Extract to read |
Content starts

Our finding that family history does not modify the transient risk between 2 and 10 years post-delivery (including among uniparous women) is not in line with findings by Wohlfahrt et al. who observed a weak transient risk within 5 years post-delivery restricted to uniparous women with a family history [13]. While Wohlfahrt et al. found no increased risk following the second or higher order births, we found a possible increase after the second birth in women with family history. Albrektsen et al. reported an increased transient risk among women with a family history, but the comparison group was nulliparous women without family history [14]. Hence, the time-since-birth effect reported was a mix of time-since-birth and family history, and is likely to be primarily driven by family history which is the stronger effect of the two.

Based on a similar Swedish dataset, Hemminki et al. found no apparent effect of family history on the pattern of short-term risk following delivery [15]. However, the authors made comparisons between women of same parity and used broad 5 years post-delivery intervals limiting the possibility to examine time-since-pregnancy in detail.

Strengths of the present study included the use of one of the largest databases to date where the effect of family history on breast cancer risk around pregnancy can be investigated. The population-based setting using information from nationwide registers provided high quality data on reproductive history and family history, and a virtually complete follow-up.

Content ends

Requirement |
Using the passage on family history and breast cancer risk after delivery, decide whether each statement agrees with it. Answer yes or no, and quote the deciding words.
1. Wohlfahrt et al. found the transient risk only among uniparous women with a family history.
2. In Albrektsen et al., the comparison group was nulliparous women with a family history.
3. Hemminki et al. examined time since pregnancy using 1-year post-delivery intervals.
These records have no connection to the text.

Dataset entries
Content starts

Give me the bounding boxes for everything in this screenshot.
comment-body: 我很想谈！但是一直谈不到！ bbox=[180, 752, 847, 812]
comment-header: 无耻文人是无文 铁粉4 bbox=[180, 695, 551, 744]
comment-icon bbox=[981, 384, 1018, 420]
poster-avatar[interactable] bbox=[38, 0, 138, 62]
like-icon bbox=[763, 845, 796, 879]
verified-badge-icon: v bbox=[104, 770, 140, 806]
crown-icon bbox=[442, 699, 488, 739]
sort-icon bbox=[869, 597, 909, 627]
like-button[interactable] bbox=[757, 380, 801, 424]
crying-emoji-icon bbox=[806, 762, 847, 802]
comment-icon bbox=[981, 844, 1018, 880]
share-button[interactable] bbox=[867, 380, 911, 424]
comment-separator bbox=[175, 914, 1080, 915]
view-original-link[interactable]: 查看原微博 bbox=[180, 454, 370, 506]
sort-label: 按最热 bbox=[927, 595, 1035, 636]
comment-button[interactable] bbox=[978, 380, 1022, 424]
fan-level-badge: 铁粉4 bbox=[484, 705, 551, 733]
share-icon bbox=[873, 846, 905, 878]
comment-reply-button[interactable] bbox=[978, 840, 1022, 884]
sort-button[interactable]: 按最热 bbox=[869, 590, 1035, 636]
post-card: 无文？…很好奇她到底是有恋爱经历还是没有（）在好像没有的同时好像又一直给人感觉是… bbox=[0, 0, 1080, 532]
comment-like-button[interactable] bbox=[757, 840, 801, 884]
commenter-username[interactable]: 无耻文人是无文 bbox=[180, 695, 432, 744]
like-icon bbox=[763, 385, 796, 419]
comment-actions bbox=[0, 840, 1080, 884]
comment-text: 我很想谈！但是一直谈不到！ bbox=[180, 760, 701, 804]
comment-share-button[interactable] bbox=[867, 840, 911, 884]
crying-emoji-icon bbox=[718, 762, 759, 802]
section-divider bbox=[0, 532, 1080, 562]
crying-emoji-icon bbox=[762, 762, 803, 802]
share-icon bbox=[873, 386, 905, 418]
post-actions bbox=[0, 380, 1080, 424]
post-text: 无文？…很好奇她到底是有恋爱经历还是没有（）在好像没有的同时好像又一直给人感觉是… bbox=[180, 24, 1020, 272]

Content ends

Answer box |
1. Yes: "observed a weak transient risk within 5 years post-delivery restricted to uniparous women with a family history"
2. No: "the comparison group was nulliparous women without family history"
3. No: "used broad 5 years post-delivery intervals"